═════ Belge ═════

13. Hukuk Dairesi 2017/7321 E. , 2018/1122 K.
"İçtihat Metni"MAHKEMESİ :Asliye Hukuk Mahkemesi(Tüketici Mahkemesi Sıfatıyla)
Taraflar arasındaki alacak davasının yapılan yargılaması sonunda ilamda yazılı nedenlerden dolayı davanın kabulüne yönelik olarak verilen hükmün süresi içinde davacı avukatınca temyiz edilmesi üzerine dosya incelendi gereği konuşulup düşünüldü.
KARAR
Davacı, davalı ile 29/04/2012 tarih ve EPT0272 nolu devre mülk satış sözleşmesi imzaladığını, 1.350,00 TL ödediğini ve yine sözleşme nedeniyle 10.850,00 TL bedelli bono imzalayarak davalıya verdiğini, ancak bugüne kadar tapunun devredilmediğini, davalı şirketin imzalanan sözleşme gereği edimlerini yerine getirmediğini belirterek sözleşmenin iptalini, ödediği bedelin faizi ile birlikte iadesini ve sözleşme nedeniyle imzalanan bononun iptalini talep etmiştir.
Davalı, ilk celsede fesih ve bedel talebi yönünden davayı kabul ettiğini beyan ederek faiz talebinin reddini dilemiştir.
Mahkemece, Davanın kabulüne, Taraflar arasında imzalanan 29.04.2012 tarihli EPT0272 seri nolu ... Palace Devremülk Pay Vaadi Sözleşmesinin iptali ile, davacı tarafından imzalanan 10.850 TL bedel içeren bononun iptaline, 1350 TL nin dava tarihinden itibaren işleyecek ticari faizi ile birlikte davalıdan tahsiline karar verilmiş; hüküm, davacı tarafından temyiz edilmiştir.

═════ Kayıt alıntıları ═════

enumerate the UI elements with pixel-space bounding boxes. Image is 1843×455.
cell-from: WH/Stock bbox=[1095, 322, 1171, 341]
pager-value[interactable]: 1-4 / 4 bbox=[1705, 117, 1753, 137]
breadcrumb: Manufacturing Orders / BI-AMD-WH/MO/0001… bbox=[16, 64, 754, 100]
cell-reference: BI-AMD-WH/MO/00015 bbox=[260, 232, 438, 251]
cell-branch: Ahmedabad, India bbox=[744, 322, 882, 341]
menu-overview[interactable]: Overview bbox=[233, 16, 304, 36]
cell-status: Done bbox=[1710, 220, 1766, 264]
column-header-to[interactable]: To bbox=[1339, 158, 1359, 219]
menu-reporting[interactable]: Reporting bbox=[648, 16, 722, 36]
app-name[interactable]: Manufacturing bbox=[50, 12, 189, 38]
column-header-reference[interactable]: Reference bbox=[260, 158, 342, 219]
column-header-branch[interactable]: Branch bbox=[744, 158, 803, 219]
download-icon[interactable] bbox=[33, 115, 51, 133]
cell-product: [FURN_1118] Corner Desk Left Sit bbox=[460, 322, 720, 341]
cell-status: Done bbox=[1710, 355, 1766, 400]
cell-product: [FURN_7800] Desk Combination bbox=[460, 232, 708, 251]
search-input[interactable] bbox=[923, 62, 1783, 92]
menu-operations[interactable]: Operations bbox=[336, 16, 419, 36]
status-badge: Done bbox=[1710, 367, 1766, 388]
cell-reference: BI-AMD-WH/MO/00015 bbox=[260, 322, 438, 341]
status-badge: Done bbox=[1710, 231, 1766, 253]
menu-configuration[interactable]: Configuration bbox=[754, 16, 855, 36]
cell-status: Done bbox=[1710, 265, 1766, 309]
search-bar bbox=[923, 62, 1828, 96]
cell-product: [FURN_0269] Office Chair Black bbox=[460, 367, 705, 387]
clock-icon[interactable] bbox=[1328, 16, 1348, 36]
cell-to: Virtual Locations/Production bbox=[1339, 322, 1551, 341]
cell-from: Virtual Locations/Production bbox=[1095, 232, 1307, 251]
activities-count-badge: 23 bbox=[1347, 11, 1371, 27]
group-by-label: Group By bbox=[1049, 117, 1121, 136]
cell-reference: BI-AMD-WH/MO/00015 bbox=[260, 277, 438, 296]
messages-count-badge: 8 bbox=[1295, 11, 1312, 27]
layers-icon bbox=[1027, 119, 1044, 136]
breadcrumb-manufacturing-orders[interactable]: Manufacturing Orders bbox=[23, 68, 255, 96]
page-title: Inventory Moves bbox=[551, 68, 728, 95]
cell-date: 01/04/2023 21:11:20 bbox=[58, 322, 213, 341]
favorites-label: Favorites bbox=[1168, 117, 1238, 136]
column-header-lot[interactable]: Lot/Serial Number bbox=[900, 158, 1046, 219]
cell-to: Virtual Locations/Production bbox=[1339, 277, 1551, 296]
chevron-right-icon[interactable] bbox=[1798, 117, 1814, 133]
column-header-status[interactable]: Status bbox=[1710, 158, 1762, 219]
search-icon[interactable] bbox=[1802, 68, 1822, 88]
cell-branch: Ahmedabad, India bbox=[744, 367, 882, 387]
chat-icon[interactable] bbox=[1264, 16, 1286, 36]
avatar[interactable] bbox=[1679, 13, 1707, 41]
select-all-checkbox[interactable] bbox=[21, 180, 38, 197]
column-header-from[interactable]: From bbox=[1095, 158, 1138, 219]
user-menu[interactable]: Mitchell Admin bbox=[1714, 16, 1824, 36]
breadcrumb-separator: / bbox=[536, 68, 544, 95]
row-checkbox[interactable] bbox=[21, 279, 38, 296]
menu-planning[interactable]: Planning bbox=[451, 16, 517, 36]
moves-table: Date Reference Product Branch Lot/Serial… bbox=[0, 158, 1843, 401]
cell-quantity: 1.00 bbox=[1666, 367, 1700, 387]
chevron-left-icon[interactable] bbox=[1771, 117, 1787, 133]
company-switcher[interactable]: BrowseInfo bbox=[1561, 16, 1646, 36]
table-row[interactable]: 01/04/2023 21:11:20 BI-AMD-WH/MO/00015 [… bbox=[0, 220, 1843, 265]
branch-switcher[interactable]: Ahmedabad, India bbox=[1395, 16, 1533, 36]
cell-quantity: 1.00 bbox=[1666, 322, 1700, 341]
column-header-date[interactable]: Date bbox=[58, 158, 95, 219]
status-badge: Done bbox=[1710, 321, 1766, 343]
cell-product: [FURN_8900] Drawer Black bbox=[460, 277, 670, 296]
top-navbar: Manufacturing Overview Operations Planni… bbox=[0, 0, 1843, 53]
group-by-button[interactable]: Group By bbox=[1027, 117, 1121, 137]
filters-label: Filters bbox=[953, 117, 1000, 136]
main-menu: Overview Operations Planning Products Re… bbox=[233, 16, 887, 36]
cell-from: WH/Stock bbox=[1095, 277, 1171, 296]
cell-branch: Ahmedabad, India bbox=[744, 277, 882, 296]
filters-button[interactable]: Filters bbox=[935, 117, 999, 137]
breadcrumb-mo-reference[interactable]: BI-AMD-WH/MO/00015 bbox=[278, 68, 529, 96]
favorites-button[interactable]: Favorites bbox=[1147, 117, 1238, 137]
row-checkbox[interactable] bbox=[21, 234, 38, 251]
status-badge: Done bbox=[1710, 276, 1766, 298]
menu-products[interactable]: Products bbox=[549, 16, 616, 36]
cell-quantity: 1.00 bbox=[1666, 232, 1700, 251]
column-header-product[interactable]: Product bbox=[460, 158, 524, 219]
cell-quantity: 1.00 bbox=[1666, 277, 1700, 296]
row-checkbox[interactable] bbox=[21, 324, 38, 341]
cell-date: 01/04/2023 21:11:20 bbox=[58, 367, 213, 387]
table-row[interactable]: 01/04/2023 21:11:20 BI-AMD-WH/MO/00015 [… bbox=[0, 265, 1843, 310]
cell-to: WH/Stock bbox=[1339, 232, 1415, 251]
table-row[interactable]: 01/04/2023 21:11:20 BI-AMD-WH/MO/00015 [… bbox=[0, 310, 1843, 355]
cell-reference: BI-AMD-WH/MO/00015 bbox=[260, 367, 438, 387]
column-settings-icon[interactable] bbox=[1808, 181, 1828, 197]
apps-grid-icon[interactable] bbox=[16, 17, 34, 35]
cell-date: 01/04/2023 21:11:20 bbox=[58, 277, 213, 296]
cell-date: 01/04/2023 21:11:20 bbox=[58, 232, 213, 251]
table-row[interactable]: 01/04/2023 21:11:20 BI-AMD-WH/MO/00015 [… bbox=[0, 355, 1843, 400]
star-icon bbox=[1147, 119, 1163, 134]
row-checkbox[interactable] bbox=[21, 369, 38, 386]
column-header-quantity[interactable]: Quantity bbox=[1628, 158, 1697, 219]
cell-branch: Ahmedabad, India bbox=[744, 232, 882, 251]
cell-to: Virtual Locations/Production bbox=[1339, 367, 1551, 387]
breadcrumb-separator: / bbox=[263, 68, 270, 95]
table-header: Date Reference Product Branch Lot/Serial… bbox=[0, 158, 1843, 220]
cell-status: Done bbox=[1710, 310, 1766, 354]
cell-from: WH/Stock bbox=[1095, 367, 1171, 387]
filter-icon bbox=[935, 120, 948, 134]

═════

# Alıştırma görevi
Karar metninde "Davalı, ilk celsede" ile başlayıp "tarafından temyiz edilmiştir." ile biten kısmın tamamını, tek harfini bile değiştirmeden yazın.

# Doğru çıktı
Davalı, ilk celsede fesih ve bedel talebi yönünden davayı kabul ettiğini beyan ederek faiz talebinin reddini dilemiştir.
Mahkemece, Davanın kabulüne, Taraflar arasında imzalanan 29.04.2012 tarihli EPT0272 seri nolu ... Palace Devremülk Pay Vaadi Sözleşmesinin iptali ile, davacı tarafından imzalanan 10.850 TL bedel içeren bononun iptaline, 1350 TL nin dava tarihinden itibaren işleyecek ticari faizi ile birlikte davalıdan tahsiline karar verilmiş; hüküm, davacı tarafından temyiz edilmiştir.